### Records for processing

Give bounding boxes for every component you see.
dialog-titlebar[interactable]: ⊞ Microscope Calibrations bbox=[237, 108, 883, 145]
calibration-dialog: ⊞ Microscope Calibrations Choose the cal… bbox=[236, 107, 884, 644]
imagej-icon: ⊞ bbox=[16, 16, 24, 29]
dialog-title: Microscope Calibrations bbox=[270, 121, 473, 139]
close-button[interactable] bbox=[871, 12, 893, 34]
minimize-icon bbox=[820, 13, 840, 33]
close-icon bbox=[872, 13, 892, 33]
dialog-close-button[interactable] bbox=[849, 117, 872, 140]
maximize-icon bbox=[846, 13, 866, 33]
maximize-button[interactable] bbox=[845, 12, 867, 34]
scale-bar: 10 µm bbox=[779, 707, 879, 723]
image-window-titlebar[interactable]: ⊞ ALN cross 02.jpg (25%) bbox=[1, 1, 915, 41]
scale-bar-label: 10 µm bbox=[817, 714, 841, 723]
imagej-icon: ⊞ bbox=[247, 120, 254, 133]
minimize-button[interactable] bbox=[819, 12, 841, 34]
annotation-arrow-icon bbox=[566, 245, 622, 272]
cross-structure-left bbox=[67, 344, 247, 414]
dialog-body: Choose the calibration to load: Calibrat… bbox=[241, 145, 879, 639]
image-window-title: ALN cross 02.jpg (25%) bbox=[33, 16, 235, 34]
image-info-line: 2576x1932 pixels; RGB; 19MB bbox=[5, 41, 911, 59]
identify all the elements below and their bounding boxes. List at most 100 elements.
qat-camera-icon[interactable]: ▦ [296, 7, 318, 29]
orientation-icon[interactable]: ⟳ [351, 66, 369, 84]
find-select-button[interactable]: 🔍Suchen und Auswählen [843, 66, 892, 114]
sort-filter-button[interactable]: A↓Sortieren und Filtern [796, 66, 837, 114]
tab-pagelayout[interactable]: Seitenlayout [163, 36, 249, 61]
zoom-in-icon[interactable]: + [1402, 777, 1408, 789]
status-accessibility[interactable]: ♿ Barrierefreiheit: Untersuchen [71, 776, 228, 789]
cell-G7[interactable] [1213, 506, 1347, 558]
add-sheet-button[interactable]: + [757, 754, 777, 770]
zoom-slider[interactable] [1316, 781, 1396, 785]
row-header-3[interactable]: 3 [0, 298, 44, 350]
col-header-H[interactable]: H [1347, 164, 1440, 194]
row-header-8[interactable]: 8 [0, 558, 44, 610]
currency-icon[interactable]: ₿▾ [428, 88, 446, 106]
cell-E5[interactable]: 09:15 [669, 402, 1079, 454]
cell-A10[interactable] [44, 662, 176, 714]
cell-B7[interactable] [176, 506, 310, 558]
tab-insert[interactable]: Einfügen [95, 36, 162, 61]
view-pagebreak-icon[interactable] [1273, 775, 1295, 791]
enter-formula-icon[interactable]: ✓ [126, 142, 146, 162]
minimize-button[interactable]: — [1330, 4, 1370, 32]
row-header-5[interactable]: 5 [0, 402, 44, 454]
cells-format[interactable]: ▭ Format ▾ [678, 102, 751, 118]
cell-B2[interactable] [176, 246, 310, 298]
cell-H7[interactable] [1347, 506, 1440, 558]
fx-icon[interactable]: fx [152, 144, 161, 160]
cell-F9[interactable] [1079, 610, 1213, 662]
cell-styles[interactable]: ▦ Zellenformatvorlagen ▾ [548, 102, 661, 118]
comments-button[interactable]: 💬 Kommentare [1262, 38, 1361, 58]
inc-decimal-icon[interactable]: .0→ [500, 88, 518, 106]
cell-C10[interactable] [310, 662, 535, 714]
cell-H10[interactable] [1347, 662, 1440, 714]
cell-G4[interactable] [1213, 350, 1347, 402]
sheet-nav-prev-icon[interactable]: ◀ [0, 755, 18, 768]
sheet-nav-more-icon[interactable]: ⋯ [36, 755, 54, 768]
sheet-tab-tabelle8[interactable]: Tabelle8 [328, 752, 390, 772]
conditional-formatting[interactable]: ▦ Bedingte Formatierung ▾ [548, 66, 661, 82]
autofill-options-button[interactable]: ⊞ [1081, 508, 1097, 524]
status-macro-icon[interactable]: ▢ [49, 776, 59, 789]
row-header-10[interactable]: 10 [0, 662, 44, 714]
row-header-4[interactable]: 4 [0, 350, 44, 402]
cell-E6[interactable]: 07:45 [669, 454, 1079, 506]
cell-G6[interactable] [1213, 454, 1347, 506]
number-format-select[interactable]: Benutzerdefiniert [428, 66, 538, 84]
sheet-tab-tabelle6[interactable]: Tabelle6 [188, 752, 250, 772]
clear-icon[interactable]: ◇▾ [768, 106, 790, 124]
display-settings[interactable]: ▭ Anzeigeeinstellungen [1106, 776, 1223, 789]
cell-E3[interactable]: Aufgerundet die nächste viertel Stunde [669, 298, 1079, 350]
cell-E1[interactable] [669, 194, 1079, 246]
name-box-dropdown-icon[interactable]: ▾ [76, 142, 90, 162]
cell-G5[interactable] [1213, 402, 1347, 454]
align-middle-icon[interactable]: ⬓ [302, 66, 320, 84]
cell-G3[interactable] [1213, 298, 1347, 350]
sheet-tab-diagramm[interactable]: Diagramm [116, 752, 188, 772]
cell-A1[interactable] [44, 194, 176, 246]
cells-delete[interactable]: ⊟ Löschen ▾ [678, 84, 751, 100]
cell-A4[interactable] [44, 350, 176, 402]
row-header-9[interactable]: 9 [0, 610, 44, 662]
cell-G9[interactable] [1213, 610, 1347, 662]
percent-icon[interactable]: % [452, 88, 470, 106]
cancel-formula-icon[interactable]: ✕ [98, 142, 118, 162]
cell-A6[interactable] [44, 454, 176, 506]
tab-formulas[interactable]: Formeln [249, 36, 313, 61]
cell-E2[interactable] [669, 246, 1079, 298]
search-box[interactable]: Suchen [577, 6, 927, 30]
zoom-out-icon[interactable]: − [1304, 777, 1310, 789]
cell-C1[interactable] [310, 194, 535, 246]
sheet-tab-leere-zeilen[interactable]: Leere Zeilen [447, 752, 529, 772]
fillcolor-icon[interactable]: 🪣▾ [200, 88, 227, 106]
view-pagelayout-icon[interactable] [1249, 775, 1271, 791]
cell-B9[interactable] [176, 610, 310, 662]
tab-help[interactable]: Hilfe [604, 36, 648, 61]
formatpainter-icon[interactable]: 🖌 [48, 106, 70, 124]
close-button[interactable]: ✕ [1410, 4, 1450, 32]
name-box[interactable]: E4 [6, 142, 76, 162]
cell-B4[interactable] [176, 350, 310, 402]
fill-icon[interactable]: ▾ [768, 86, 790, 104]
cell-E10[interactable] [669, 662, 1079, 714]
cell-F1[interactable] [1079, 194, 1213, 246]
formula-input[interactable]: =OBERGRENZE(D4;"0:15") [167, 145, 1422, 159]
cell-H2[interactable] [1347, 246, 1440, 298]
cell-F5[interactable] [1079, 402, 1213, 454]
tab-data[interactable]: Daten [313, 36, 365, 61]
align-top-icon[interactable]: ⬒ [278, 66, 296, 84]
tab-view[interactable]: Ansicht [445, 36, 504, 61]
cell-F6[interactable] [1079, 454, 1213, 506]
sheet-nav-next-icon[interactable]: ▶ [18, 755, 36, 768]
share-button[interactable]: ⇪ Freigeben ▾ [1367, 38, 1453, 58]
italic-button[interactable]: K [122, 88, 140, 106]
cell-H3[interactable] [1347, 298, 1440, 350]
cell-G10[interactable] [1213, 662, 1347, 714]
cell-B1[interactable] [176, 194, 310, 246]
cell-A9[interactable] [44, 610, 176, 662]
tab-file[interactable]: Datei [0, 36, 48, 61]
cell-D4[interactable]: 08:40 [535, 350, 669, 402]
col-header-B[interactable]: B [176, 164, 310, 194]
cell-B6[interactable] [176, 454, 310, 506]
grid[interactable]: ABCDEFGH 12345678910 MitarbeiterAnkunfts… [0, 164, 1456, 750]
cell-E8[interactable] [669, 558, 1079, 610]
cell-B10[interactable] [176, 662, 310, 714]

######

### Instructions to follow
Tally the lines in the entries that contain the string "cross", treating uppercase and lowercase as different. Reply with the number only.

### Task result
3